**SHORT EXERCISE 1**
Copy the SEBI amendment passage word for word, from "These changes were" up to and including "for market participants.".
**SHORT EXERCISE 2**
According to the SEBI amendment passage, what two aims are the 2026 Amendment Regulations meant to balance?

**DOCUMENT PASSAGE**
******
These changes were approved by SEBI at its 213th Board meeting held on March 23, 20262, and follow the consultation paper issued on February 4, 2026 (“Consultation Paper”).3
The 2026 Amendment Regulations aim to strike a balance between: (i) maintaining a principles-based regulatory framework that ensures only persons demonstrating integrity, honesty, ethical conduct, fairness, and sound reputation participate in the securities market; and (ii) promoting ease of doing business for market participants.
In this hotline, we provide a brief overview of the changes introduced through the 2026 Amendment Regulations and analyse their potential impact on capital market intermediaries under the Intermediaries Regulations, with a specific focus on Alternative Investment Funds (“AIFs”) and Foreign Portfolio Investors (“FPIs”).
******
**STORED RECORDS**
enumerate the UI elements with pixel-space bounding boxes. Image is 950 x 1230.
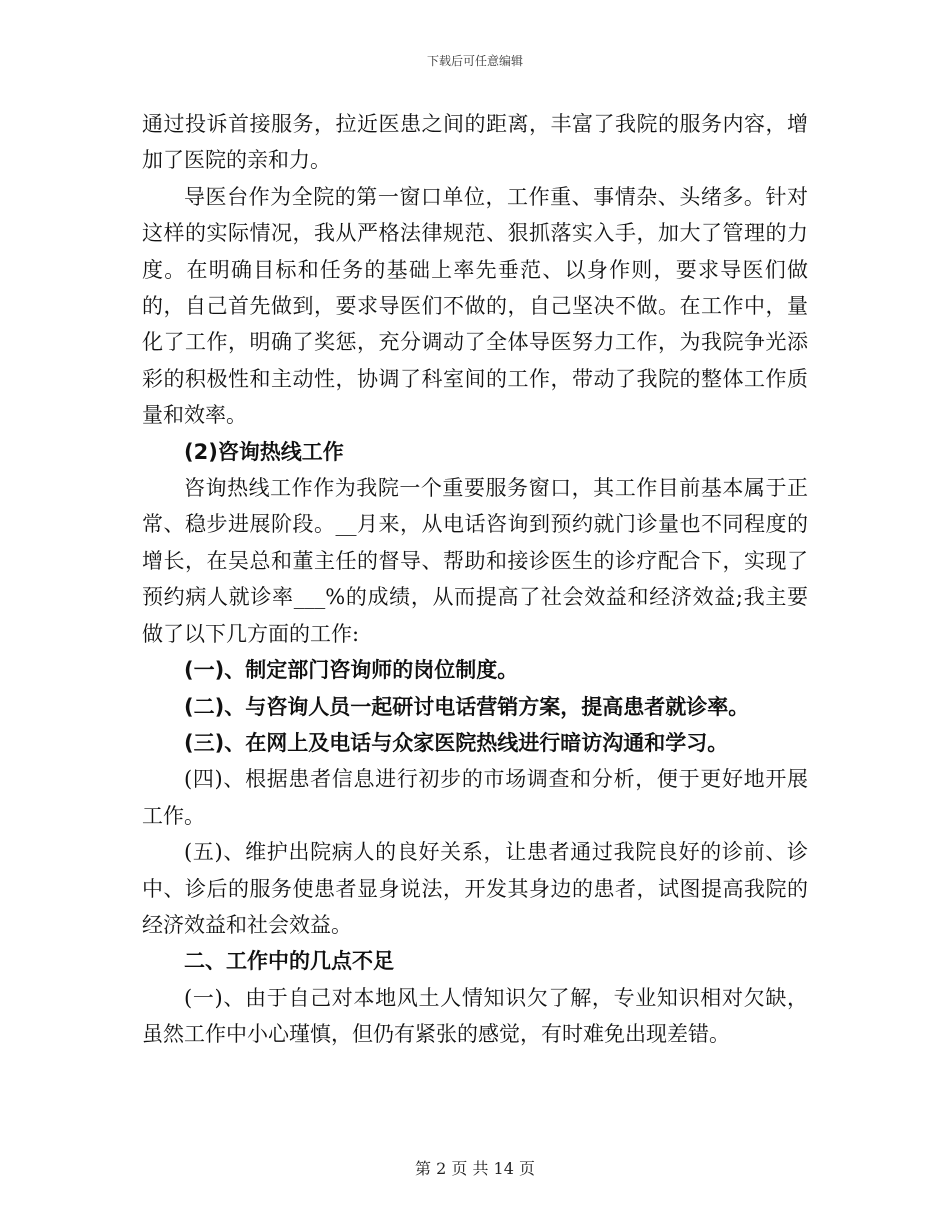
section-heading-shortcomings: 二、工作中的几点不足 [184,949,394,974]
document-body [142,106,808,1053]
list-item-5: (五)、维护出院病人的良好关系，让患者通过我院良好的诊前、诊中、诊后的服务使患者显身说法，开发其身边的患者，试图提高我院的经济效益和社会效益。 [142,840,808,937]
list-item-3: (三)、在网上及电话与众家医院热线进行暗访沟通和学习。 [184,730,729,755]
section-heading-hotline: (2)咨询热线工作 [184,439,344,464]
paragraph-3: 咨询热线工作作为我院一个重要服务窗口，其工作目前基本属于正常、稳步进展阶段。__月来，从电话咨询到预约就门诊量也不同程度的增长，在吴总和董主任的督导、帮助和接诊医生的诊疗配合下，实现了预约病人就诊率___%的成绩，从而提高了社会效益和经济效益;我主要做了以下几方面的工作: [142,476,808,646]
page-header: 下载后可任意编辑 [426,54,523,68]
paragraph-2: 导医台作为全院的第一窗口单位，工作重、事情杂、头绪多。针对这样的实际情况，我从严格法律规范、狠抓落实入手，加大了管理的力度。在明确目标和任务的基础上率先垂范、以身作则，要求导医们做的，自己首先做到，要求导医们不做的，自己坚决不做。在工作中，量化了工作，明确了奖惩，充分调动了全体导医努力工作，为我院争光添彩的积极性和主动性，协调了科室间的工作，带动了我院的整体工作质量和效率。 [142,184,808,428]
paragraph-1: 通过投诉首接服务，拉近医患之间的距离，丰富了我院的服务内容，增加了医院的亲和力。 [142,112,808,173]
list-item-4: (四)、根据患者信息进行初步的市场调查和分析，便于更好地开展工作。 [142,767,808,828]
list-item-1: (一)、制定部门咨询师的岗位制度。 [184,658,519,683]
list-item-2: (二)、与咨询人员一起研讨电话营销方案，提高患者就诊率。 [184,694,750,719]
page-footer: 第 2 页 共 14 页 [415,1159,535,1178]
paragraph-shortcoming-1: (一)、由于自己对本地风土人情知识欠了解，专业知识相对欠缺，虽然工作中小心瑾慎，但仍有紧张的感觉，有时难免出现差错。 [142,985,808,1047]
******
**WRITTEN ANSWER 1**
These changes were approved by SEBI at its 213th Board meeting held on March 23, 20262, and follow the consultation paper issued on February 4, 2026 (“Consultation Paper”).3
The 2026 Amendment Regulations aim to strike a balance between: (i) maintaining a principles-based regulatory framework that ensures only persons demonstrating integrity, honesty, ethical conduct, fairness, and sound reputation participate in the securities market; and (ii) promoting ease of doing business for market participants.

**WRITTEN ANSWER 2**
The first aim is to keep a principles-based regulatory framework that ensures only persons demonstrating integrity, honesty, ethical conduct, fairness, and sound reputation participate in the securities market. The second is to promote ease of doing business for market participants.